Using the listing below, please gather every line containing the word "году".

════════

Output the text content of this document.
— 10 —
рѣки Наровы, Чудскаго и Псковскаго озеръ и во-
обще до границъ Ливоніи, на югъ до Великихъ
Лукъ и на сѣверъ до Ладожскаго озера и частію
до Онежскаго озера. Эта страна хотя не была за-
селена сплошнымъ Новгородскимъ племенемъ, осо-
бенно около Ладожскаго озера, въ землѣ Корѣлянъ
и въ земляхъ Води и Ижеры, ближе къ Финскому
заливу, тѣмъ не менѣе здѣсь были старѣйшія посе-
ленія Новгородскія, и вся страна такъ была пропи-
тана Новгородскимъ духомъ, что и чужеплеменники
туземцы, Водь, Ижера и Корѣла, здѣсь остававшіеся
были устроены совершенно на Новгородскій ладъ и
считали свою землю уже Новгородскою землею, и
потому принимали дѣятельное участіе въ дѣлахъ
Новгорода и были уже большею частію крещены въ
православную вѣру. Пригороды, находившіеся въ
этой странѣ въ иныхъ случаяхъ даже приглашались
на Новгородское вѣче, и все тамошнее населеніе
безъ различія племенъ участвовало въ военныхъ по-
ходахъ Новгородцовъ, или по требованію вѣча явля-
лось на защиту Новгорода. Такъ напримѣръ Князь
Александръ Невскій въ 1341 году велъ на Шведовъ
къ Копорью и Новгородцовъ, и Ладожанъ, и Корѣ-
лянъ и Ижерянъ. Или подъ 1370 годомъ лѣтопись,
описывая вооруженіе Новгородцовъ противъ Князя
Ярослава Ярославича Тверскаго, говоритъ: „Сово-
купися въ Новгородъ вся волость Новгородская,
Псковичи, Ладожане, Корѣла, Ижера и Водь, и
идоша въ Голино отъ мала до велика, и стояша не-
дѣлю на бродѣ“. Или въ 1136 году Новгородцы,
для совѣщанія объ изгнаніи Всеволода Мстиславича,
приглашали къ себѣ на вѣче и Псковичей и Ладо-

════════

Final answer:
Александръ Невскій въ 1341 году велъ на Шведовъ
дѣлю на бродѣ“. Или въ 1136 году Новгородцы,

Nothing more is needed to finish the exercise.